▶ [ENTRIES]:

━━━━━━━━━━

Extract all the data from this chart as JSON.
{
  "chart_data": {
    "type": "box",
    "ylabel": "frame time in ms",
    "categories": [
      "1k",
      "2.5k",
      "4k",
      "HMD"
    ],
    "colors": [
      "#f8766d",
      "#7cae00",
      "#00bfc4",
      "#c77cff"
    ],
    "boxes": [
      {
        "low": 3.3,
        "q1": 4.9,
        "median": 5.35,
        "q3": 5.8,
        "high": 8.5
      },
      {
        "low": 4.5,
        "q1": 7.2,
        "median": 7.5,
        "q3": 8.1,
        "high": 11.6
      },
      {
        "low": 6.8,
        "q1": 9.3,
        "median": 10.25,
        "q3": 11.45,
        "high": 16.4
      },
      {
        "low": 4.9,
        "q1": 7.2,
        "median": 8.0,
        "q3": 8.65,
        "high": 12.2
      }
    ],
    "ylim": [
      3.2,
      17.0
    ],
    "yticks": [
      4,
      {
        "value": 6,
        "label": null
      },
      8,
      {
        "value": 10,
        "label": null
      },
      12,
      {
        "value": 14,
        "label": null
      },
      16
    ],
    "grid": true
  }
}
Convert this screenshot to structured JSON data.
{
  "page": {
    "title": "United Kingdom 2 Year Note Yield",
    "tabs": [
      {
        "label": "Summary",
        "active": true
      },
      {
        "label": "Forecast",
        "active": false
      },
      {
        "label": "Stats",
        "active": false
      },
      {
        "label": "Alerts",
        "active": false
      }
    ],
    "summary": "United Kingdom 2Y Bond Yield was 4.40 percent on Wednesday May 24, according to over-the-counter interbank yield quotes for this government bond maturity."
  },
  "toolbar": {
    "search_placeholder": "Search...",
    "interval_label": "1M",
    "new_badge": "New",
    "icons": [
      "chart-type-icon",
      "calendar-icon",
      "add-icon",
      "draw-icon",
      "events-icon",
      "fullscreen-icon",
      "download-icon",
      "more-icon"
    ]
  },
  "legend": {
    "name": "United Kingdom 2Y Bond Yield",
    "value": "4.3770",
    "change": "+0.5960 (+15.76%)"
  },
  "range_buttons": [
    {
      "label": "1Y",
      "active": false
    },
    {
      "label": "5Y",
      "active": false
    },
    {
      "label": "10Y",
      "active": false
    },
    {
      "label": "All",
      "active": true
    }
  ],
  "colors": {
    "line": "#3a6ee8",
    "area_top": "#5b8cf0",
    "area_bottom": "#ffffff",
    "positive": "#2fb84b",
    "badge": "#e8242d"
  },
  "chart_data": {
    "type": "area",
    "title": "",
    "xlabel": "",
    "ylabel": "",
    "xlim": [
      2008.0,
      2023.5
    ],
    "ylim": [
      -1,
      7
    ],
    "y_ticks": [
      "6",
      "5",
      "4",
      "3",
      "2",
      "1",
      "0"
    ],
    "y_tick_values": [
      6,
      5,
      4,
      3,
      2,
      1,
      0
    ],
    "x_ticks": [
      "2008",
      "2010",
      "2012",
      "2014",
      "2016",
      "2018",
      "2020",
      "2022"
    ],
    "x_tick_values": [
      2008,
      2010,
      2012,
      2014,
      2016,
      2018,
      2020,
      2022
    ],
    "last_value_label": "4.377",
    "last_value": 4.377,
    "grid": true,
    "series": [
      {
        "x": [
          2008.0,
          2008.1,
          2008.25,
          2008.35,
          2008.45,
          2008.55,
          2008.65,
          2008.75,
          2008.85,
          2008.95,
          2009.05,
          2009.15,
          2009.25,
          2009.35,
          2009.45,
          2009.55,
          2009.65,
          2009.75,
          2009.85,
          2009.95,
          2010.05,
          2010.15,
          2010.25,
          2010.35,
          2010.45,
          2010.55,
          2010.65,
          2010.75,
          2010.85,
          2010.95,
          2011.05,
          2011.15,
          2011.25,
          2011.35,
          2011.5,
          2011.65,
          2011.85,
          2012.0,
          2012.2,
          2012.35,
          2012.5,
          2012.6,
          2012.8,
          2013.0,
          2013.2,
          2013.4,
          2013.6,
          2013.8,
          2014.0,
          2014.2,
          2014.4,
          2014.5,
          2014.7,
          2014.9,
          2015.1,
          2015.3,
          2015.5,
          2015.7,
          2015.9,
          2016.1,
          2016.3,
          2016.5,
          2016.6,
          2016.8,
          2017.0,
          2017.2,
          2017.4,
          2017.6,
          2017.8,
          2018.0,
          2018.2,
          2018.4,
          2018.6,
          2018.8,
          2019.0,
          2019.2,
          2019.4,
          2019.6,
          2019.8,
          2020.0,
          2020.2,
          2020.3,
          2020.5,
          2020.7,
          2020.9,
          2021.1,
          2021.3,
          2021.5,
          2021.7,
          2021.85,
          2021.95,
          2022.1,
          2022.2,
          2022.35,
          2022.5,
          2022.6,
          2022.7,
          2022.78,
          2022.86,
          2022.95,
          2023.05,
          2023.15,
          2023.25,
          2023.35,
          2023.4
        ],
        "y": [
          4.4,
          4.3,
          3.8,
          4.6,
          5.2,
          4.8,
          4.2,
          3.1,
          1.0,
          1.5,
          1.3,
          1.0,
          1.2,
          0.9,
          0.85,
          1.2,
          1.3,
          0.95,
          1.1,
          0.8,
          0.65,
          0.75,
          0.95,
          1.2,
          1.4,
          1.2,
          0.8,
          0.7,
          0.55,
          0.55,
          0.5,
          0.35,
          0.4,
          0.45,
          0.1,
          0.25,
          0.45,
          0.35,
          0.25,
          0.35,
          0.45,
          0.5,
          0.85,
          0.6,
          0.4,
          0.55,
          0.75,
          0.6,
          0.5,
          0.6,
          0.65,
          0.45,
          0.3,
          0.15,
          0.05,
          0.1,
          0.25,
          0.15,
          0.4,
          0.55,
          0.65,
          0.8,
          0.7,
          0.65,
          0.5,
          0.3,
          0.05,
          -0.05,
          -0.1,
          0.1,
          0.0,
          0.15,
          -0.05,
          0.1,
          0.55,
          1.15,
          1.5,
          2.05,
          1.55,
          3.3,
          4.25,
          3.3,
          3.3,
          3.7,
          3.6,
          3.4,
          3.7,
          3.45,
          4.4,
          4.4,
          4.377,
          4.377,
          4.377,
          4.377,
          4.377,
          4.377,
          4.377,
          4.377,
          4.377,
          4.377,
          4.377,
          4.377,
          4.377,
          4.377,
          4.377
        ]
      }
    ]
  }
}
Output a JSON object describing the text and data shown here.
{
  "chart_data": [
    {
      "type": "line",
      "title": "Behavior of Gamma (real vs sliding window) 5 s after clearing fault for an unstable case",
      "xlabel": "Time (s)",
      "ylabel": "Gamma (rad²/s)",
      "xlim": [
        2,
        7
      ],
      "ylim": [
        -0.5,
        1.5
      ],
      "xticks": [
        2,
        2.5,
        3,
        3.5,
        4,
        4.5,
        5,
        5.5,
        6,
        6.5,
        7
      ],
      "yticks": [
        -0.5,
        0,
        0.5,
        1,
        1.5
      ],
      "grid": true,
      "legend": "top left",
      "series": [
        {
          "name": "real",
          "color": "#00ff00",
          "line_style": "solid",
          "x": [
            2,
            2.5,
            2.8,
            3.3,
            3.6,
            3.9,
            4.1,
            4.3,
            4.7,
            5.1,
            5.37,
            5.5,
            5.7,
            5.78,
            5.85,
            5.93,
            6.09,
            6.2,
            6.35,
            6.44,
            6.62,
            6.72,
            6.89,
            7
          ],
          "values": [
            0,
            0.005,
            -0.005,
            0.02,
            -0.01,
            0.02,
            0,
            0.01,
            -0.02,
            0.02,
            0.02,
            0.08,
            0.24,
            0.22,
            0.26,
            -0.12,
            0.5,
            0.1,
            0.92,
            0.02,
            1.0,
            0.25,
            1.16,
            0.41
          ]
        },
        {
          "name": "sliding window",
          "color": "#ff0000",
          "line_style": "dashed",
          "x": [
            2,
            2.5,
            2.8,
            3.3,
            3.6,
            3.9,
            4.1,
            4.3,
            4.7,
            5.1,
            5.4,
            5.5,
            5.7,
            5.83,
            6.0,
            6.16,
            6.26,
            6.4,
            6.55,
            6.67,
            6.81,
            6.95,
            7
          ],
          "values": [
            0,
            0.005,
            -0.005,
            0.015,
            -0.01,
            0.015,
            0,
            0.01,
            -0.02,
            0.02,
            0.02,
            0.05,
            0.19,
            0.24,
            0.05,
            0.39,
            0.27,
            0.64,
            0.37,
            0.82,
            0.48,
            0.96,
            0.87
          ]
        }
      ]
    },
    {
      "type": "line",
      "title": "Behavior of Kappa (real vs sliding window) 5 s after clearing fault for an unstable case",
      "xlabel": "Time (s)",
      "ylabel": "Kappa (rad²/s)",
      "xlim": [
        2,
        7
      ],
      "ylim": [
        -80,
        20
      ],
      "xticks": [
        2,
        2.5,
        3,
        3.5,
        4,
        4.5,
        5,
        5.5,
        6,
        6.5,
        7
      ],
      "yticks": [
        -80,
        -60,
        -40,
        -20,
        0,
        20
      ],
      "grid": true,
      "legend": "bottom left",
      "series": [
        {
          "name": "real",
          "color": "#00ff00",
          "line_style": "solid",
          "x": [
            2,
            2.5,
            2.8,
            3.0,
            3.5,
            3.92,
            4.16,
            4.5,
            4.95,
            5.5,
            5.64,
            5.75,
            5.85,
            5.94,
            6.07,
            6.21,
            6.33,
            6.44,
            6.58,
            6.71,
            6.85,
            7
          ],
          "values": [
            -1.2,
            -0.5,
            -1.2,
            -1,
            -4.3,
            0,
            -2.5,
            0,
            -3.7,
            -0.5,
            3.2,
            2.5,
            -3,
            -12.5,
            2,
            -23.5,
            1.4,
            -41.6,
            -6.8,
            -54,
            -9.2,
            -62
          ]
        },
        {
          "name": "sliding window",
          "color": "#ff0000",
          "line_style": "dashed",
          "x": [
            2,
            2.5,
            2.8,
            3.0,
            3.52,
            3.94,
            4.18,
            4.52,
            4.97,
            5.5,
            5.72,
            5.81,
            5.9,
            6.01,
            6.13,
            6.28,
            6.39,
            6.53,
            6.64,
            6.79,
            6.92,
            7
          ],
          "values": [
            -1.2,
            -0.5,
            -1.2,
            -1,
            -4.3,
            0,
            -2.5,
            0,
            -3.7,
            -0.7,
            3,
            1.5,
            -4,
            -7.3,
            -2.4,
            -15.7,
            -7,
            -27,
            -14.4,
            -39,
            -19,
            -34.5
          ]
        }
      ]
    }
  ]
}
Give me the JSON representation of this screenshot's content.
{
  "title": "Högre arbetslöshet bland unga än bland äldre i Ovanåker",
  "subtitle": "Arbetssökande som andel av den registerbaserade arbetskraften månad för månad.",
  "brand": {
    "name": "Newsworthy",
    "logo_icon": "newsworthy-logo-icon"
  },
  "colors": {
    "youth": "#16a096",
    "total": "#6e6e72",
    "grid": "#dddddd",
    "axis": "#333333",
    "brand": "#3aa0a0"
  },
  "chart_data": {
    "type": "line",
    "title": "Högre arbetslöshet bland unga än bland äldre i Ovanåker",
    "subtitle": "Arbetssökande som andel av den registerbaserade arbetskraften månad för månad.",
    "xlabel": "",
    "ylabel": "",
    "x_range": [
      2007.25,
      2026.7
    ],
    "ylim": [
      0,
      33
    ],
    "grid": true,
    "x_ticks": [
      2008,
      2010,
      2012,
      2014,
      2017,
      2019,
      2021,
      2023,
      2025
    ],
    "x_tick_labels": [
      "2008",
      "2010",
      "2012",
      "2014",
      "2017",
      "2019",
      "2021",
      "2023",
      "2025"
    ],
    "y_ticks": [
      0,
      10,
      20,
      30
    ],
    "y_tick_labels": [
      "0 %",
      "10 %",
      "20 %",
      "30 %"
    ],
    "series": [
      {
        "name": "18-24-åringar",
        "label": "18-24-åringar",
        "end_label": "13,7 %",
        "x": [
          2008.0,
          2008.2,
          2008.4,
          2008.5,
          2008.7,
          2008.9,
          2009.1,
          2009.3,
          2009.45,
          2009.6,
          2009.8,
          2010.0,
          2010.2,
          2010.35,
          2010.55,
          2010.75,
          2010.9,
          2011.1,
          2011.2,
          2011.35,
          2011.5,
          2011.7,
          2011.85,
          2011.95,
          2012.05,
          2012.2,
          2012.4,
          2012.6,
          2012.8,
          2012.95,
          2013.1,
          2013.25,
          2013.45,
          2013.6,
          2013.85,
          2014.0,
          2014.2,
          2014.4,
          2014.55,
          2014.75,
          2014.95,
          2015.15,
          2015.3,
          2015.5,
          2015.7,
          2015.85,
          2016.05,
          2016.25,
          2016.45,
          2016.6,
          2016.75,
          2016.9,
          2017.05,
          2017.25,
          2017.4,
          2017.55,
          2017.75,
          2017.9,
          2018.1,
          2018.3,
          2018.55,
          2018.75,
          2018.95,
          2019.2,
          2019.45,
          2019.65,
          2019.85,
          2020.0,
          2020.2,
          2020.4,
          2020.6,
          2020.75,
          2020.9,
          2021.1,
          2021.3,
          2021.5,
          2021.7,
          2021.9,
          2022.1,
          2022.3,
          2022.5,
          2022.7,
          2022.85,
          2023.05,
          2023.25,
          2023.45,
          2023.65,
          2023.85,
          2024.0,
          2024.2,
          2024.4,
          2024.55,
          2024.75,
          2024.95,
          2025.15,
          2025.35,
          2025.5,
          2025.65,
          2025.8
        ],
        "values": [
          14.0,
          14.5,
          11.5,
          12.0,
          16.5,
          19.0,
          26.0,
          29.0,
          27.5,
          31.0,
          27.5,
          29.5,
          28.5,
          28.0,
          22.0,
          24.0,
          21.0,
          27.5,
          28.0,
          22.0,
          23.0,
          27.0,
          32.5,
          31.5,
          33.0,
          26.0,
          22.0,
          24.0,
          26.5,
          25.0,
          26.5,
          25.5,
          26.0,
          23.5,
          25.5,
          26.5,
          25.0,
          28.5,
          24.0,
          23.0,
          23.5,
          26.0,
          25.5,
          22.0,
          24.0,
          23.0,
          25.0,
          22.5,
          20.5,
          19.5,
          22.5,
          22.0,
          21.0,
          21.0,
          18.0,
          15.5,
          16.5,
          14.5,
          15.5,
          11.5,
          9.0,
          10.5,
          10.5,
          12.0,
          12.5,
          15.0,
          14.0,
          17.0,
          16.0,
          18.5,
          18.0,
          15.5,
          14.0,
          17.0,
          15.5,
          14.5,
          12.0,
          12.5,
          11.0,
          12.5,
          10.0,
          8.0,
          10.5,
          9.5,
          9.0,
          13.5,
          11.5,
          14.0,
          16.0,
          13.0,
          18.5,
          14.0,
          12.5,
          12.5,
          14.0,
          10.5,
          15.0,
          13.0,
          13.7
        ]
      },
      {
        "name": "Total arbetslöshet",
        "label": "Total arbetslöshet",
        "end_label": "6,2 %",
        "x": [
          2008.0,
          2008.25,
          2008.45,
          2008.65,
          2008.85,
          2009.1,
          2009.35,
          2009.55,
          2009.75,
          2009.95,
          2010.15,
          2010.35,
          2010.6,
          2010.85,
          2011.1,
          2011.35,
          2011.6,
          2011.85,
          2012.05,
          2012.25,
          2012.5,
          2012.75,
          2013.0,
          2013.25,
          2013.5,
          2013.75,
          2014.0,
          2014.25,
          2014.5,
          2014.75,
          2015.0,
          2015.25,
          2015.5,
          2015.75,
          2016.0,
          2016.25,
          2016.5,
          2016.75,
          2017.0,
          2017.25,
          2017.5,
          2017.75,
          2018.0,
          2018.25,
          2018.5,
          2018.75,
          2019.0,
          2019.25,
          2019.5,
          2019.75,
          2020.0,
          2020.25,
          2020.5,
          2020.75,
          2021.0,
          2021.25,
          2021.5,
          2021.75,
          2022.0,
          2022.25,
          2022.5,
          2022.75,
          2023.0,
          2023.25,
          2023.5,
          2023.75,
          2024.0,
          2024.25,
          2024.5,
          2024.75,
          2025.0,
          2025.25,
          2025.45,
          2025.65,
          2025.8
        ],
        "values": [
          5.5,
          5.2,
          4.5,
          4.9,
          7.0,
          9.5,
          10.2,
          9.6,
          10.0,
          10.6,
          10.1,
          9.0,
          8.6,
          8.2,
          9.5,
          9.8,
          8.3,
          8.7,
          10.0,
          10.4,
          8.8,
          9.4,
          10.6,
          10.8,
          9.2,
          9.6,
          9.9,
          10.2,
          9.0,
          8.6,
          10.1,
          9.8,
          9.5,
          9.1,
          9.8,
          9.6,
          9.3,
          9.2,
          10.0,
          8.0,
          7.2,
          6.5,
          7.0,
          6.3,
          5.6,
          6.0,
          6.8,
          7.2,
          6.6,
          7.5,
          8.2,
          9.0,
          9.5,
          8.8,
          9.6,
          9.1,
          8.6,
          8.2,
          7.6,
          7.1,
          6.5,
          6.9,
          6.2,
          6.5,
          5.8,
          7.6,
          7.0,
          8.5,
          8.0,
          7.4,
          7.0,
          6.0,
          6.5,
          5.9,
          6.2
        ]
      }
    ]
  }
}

━━━━━━━━━━

▶ [TASK TO CARRY OUT]:
Go through the preceding material and copy each line that has the word "name".

▶ [ANSWER BELOW]:
    "name": "United Kingdom 2Y Bond Yield",
          "name": "real",
          "name": "sliding window",
          "name": "real",
          "name": "sliding window",
    "name": "Newsworthy",
        "name": "18-24-åringar",
        "name": "Total arbetslöshet",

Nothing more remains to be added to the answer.